━━━━━ The data

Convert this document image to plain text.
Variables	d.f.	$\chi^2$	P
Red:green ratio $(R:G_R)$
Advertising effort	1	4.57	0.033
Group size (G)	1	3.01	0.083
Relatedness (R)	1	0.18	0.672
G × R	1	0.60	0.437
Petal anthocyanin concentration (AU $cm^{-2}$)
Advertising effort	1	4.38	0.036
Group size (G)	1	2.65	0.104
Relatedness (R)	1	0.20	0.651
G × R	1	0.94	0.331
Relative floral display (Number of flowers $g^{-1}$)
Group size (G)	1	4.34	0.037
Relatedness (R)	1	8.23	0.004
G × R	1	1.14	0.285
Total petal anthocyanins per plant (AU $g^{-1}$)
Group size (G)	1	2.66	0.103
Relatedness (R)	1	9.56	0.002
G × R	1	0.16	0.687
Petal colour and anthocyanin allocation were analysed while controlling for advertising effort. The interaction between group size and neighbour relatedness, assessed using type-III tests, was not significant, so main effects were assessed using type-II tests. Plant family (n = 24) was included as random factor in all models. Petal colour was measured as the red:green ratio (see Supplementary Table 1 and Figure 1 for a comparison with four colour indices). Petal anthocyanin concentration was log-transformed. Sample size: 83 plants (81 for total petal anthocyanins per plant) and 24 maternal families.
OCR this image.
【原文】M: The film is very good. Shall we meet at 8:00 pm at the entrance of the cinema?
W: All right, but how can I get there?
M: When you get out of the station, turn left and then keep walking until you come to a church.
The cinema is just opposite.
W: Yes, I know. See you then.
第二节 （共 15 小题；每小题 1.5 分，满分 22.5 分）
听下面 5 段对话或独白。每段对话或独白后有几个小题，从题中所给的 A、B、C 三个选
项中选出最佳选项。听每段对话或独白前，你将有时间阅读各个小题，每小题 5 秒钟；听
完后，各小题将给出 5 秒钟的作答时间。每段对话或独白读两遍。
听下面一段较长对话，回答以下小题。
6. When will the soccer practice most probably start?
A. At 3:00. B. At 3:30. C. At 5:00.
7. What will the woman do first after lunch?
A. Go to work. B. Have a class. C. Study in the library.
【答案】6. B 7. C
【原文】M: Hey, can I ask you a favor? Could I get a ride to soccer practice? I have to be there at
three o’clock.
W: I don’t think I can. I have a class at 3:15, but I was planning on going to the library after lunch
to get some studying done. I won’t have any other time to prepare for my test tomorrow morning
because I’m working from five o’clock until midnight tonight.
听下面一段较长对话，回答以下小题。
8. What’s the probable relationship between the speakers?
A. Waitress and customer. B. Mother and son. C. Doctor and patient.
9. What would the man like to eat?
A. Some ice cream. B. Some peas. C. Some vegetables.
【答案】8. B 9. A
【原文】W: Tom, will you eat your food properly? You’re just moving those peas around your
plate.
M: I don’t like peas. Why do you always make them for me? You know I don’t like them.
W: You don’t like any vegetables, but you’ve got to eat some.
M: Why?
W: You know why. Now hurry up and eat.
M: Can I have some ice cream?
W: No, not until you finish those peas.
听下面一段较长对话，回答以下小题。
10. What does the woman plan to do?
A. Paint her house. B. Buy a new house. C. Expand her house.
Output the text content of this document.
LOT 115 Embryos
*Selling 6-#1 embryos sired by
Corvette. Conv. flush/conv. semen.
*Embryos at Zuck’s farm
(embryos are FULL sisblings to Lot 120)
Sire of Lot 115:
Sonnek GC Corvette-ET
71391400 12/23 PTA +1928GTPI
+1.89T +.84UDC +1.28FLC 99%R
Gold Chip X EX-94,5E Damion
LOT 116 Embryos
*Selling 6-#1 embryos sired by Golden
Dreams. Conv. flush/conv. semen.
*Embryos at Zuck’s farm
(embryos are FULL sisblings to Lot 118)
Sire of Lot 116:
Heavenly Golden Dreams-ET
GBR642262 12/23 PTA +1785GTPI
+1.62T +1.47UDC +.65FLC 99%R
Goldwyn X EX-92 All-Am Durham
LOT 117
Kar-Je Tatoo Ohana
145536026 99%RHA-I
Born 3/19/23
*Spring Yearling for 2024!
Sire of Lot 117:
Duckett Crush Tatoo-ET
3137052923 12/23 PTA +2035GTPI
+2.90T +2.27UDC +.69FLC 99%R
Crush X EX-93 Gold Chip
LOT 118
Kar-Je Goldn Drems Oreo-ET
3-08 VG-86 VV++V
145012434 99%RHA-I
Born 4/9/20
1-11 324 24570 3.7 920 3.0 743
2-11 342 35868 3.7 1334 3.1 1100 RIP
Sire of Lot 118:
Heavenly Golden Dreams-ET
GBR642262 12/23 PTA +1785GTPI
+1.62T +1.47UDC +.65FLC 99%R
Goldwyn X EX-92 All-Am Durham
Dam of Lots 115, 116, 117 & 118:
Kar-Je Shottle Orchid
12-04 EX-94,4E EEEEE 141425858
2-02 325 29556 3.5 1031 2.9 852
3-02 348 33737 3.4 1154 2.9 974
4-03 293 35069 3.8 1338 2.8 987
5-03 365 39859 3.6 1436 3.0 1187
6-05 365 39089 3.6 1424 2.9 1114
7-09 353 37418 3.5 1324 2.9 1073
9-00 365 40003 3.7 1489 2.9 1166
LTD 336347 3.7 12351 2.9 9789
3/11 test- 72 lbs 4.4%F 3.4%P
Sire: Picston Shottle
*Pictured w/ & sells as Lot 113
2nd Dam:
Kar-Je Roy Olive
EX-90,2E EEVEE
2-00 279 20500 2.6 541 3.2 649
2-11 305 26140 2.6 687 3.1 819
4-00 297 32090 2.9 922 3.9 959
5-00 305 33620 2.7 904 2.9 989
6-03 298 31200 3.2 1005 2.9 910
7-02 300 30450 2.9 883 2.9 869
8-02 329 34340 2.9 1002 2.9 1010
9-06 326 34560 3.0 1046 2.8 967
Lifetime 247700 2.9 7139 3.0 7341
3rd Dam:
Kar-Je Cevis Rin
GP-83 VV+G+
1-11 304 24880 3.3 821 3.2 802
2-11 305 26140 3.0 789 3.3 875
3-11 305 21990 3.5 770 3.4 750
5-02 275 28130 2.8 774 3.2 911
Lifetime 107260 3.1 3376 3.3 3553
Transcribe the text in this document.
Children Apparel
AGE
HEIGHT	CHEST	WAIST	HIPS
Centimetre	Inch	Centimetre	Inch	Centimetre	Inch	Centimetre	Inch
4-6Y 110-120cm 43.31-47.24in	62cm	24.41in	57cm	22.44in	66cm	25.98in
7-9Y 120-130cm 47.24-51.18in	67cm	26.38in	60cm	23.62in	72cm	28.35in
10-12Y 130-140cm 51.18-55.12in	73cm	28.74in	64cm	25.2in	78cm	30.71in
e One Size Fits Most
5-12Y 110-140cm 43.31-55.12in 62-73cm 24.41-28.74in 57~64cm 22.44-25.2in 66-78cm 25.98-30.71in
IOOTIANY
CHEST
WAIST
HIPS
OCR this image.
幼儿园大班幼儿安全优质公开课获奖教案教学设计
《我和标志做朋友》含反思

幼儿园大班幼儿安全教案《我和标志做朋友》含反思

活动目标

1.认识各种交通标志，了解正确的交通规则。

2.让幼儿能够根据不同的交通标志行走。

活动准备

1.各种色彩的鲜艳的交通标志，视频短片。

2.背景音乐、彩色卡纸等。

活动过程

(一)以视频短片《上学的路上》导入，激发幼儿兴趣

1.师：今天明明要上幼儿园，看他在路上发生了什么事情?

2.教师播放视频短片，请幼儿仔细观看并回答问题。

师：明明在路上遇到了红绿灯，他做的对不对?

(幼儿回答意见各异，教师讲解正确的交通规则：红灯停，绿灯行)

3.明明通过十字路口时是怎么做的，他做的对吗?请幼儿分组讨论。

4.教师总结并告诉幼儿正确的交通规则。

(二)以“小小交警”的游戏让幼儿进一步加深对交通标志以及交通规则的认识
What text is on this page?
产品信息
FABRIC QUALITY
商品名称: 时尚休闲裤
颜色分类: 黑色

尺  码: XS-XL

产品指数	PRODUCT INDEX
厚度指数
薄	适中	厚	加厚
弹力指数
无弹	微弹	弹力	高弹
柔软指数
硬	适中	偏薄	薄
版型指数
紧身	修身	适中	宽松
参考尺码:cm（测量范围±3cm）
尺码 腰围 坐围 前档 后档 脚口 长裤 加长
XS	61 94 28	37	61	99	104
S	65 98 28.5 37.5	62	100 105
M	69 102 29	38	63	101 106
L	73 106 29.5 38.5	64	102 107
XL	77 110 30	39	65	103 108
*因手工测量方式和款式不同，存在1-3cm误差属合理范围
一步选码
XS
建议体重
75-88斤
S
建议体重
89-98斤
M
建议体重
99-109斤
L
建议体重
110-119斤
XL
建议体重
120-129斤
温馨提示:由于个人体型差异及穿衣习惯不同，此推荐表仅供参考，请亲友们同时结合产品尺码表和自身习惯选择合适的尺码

━━━━━━━━━━

## Task statement:
Make a copy of each line that contains the string "peas".

## Exercise result:
A. Some ice cream. B. Some peas. C. Some vegetables.
【原文】W: Tom, will you eat your food properly? You’re just moving those peas around your
M: I don’t like peas. Why do you always make them for me? You know I don’t like them.
W: No, not until you finish those peas.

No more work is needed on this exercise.